-- start of RECORDS --

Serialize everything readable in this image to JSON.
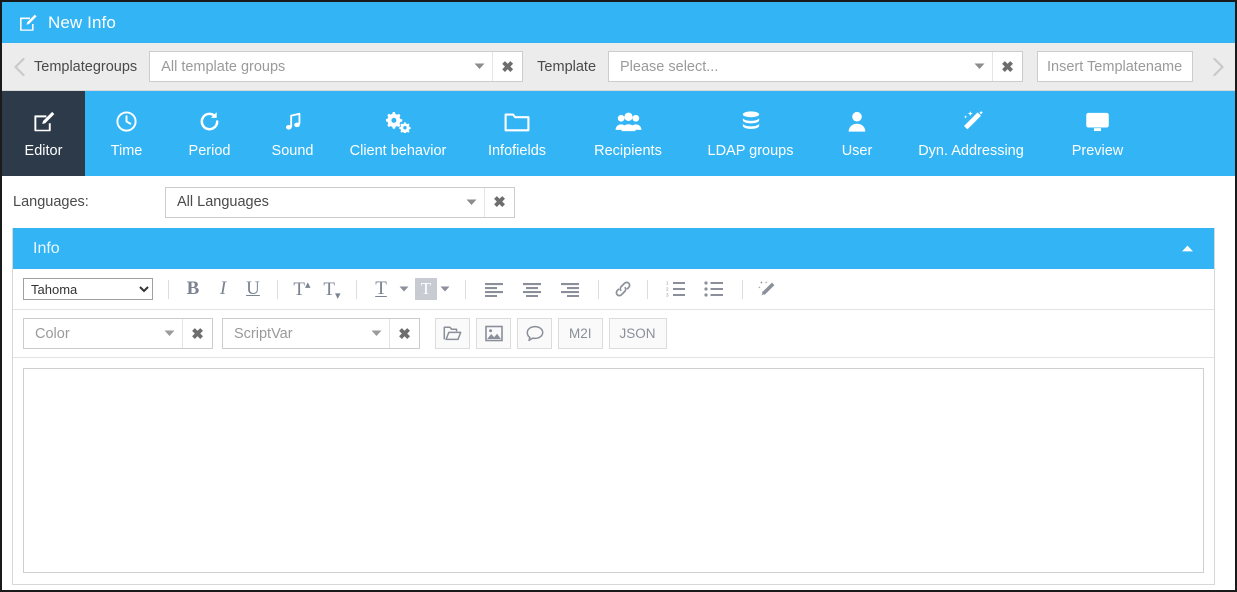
{
  "window": {
    "title": "New Info",
    "title_icon": "edit-square-icon",
    "accent_color": "#33b5f5",
    "active_tab_color": "#2d3a4a"
  },
  "template_bar": {
    "prev_icon": "chevron-left-icon",
    "next_icon": "chevron-right-icon",
    "templategroups_label": "Templategroups",
    "templategroups_value": "All template groups",
    "template_label": "Template",
    "template_value": "Please select...",
    "templatename_placeholder": "Insert Templatename",
    "templatename_value": "",
    "caret_icon": "caret-down-icon",
    "clear_icon": "clear-x-icon"
  },
  "nav": {
    "items": [
      {
        "label": "Editor",
        "icon": "edit-square-icon",
        "active": true
      },
      {
        "label": "Time",
        "icon": "clock-icon",
        "active": false
      },
      {
        "label": "Period",
        "icon": "refresh-icon",
        "active": false
      },
      {
        "label": "Sound",
        "icon": "music-note-icon",
        "active": false
      },
      {
        "label": "Client behavior",
        "icon": "cogs-icon",
        "active": false
      },
      {
        "label": "Infofields",
        "icon": "folder-icon",
        "active": false
      },
      {
        "label": "Recipients",
        "icon": "users-icon",
        "active": false
      },
      {
        "label": "LDAP groups",
        "icon": "database-icon",
        "active": false
      },
      {
        "label": "User",
        "icon": "user-icon",
        "active": false
      },
      {
        "label": "Dyn. Addressing",
        "icon": "magic-wand-icon",
        "active": false
      },
      {
        "label": "Preview",
        "icon": "monitor-icon",
        "active": false
      }
    ]
  },
  "languages": {
    "label": "Languages:",
    "value": "All Languages",
    "caret_icon": "caret-down-icon",
    "clear_icon": "clear-x-icon"
  },
  "info_panel": {
    "title": "Info",
    "collapse_icon": "chevron-up-icon"
  },
  "editor_toolbar": {
    "font_family_value": "Tahoma",
    "font_family_options": [
      "Tahoma"
    ],
    "bold_label": "B",
    "italic_label": "I",
    "underline_label": "U",
    "superscript_label": "T",
    "subscript_label": "T",
    "text_color_label": "T",
    "highlight_color_label": "T",
    "align_left_icon": "align-left-icon",
    "align_center_icon": "align-center-icon",
    "align_right_icon": "align-right-icon",
    "link_icon": "link-chain-icon",
    "ordered_list_icon": "numbered-list-icon",
    "unordered_list_icon": "bullet-list-icon",
    "clear_format_icon": "magic-wand-icon",
    "caret_icon": "caret-down-icon"
  },
  "editor_toolbar_row2": {
    "color_value": "Color",
    "scriptvar_value": "ScriptVar",
    "open_file_icon": "open-folder-icon",
    "insert_image_icon": "image-icon",
    "comment_icon": "speech-bubble-icon",
    "m2i_label": "M2I",
    "json_label": "JSON",
    "caret_icon": "caret-down-icon",
    "clear_icon": "clear-x-icon"
  },
  "editor_content": {
    "value": ""
  }
}
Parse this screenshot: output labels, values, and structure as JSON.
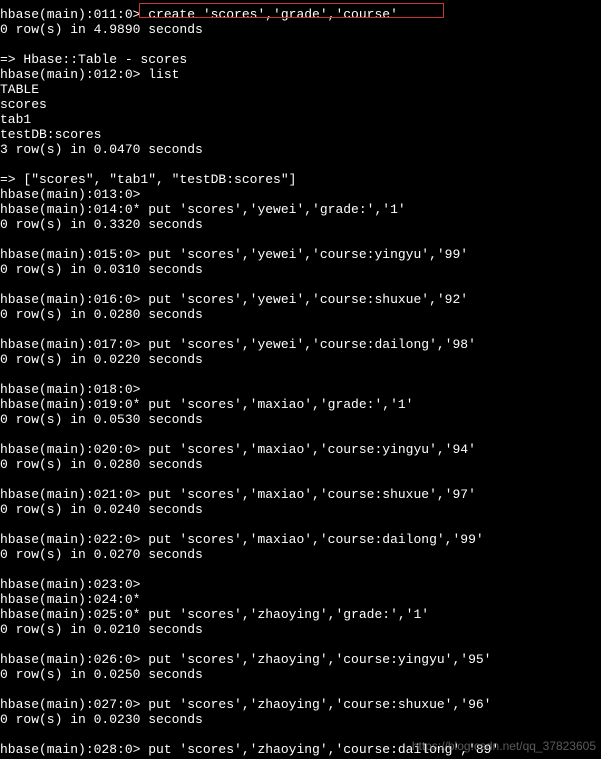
{
  "lines": [
    "hbase(main):011:0> create 'scores','grade','course'",
    "0 row(s) in 4.9890 seconds",
    "",
    "=> Hbase::Table - scores",
    "hbase(main):012:0> list",
    "TABLE",
    "scores",
    "tab1",
    "testDB:scores",
    "3 row(s) in 0.0470 seconds",
    "",
    "=> [\"scores\", \"tab1\", \"testDB:scores\"]",
    "hbase(main):013:0>",
    "hbase(main):014:0* put 'scores','yewei','grade:','1'",
    "0 row(s) in 0.3320 seconds",
    "",
    "hbase(main):015:0> put 'scores','yewei','course:yingyu','99'",
    "0 row(s) in 0.0310 seconds",
    "",
    "hbase(main):016:0> put 'scores','yewei','course:shuxue','92'",
    "0 row(s) in 0.0280 seconds",
    "",
    "hbase(main):017:0> put 'scores','yewei','course:dailong','98'",
    "0 row(s) in 0.0220 seconds",
    "",
    "hbase(main):018:0>",
    "hbase(main):019:0* put 'scores','maxiao','grade:','1'",
    "0 row(s) in 0.0530 seconds",
    "",
    "hbase(main):020:0> put 'scores','maxiao','course:yingyu','94'",
    "0 row(s) in 0.0280 seconds",
    "",
    "hbase(main):021:0> put 'scores','maxiao','course:shuxue','97'",
    "0 row(s) in 0.0240 seconds",
    "",
    "hbase(main):022:0> put 'scores','maxiao','course:dailong','99'",
    "0 row(s) in 0.0270 seconds",
    "",
    "hbase(main):023:0>",
    "hbase(main):024:0*",
    "hbase(main):025:0* put 'scores','zhaoying','grade:','1'",
    "0 row(s) in 0.0210 seconds",
    "",
    "hbase(main):026:0> put 'scores','zhaoying','course:yingyu','95'",
    "0 row(s) in 0.0250 seconds",
    "",
    "hbase(main):027:0> put 'scores','zhaoying','course:shuxue','96'",
    "0 row(s) in 0.0230 seconds",
    "",
    "hbase(main):028:0> put 'scores','zhaoying','course:dailong','89'"
  ],
  "watermark": "https://blog.csdn.net/qq_37823605"
}
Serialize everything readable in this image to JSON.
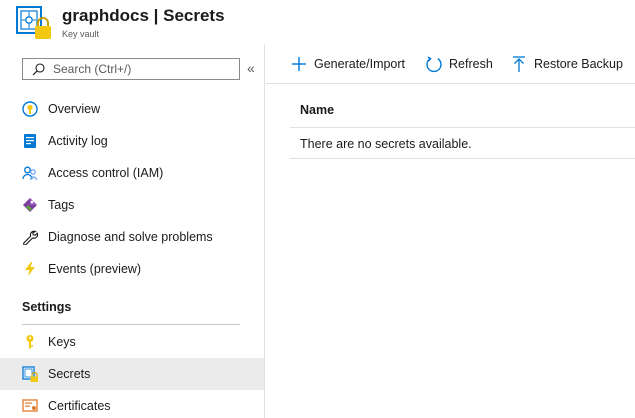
{
  "header": {
    "title": "graphdocs | Secrets",
    "subtitle": "Key vault",
    "icon": "key-vault-icon"
  },
  "sidebar": {
    "search_placeholder": "Search (Ctrl+/)",
    "collapse_glyph": "«",
    "items": [
      {
        "label": "Overview",
        "icon": "overview-icon"
      },
      {
        "label": "Activity log",
        "icon": "activity-log-icon"
      },
      {
        "label": "Access control (IAM)",
        "icon": "access-control-icon"
      },
      {
        "label": "Tags",
        "icon": "tags-icon"
      },
      {
        "label": "Diagnose and solve problems",
        "icon": "wrench-icon"
      },
      {
        "label": "Events (preview)",
        "icon": "lightning-icon"
      }
    ],
    "section_label": "Settings",
    "settings_items": [
      {
        "label": "Keys",
        "icon": "key-icon"
      },
      {
        "label": "Secrets",
        "icon": "secrets-icon",
        "selected": true
      },
      {
        "label": "Certificates",
        "icon": "certificates-icon"
      }
    ]
  },
  "toolbar": {
    "generate_label": "Generate/Import",
    "refresh_label": "Refresh",
    "restore_label": "Restore Backup"
  },
  "table": {
    "column_name": "Name",
    "empty_message": "There are no secrets available."
  },
  "colors": {
    "accent": "#0078d4",
    "selected_bg": "#ebebeb",
    "key_yellow": "#f2c811"
  }
}
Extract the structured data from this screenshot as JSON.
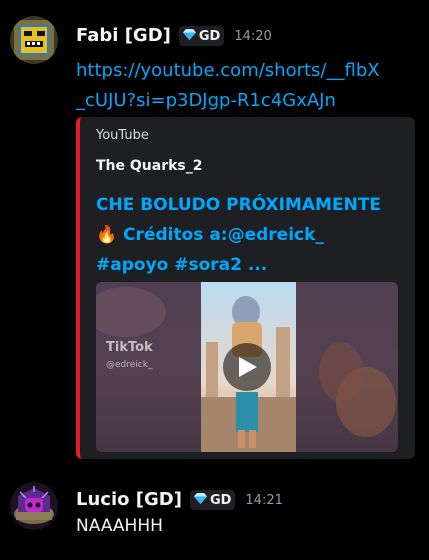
{
  "messages": [
    {
      "username": "Fabi [GD]",
      "tag": "GD",
      "timestamp": "14:20",
      "link_line_1": "https://youtube.com/shorts/__flbX",
      "link_line_2": "_cUJU?si=p3DJgp-R1c4GxAJn",
      "embed": {
        "provider": "YouTube",
        "author": "The Quarks_2",
        "title_line_1": "CHE BOLUDO PRÓXIMAMENTE",
        "title_line_2": "🔥 Créditos a:@edreick_",
        "title_line_3": "#apoyo #sora2 ...",
        "accent_color": "#ea1a26",
        "watermark": "TikTok",
        "watermark_user": "@edreick_"
      }
    },
    {
      "username": "Lucio [GD]",
      "tag": "GD",
      "timestamp": "14:21",
      "text": "NAAAHHH"
    }
  ],
  "icons": {
    "tag_icon": "diamond-icon",
    "play_icon": "play-icon"
  }
}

-- end of RECORDS --

### DIRECTIONS FOR THIS TASK
Give again exactly the lines from the one holding "Extract the structured" to the final line of the records, both ends included; any pictures stay out.

### FINISHED EXERCISE
Extract the structured data from this screenshot as JSON.
{
  "messages": [
    {
      "username": "Fabi [GD]",
      "tag": "GD",
      "timestamp": "14:20",
      "link_line_1": "https://youtube.com/shorts/__flbX",
      "link_line_2": "_cUJU?si=p3DJgp-R1c4GxAJn",
      "embed": {
        "provider": "YouTube",
        "author": "The Quarks_2",
        "title_line_1": "CHE BOLUDO PRÓXIMAMENTE",
        "title_line_2": "🔥 Créditos a:@edreick_",
        "title_line_3": "#apoyo #sora2 ...",
        "accent_color": "#ea1a26",
        "watermark": "TikTok",
        "watermark_user": "@edreick_"
      }
    },
    {
      "username": "Lucio [GD]",
      "tag": "GD",
      "timestamp": "14:21",
      "text": "NAAAHHH"
    }
  ],
  "icons": {
    "tag_icon": "diamond-icon",
    "play_icon": "play-icon"
  }
}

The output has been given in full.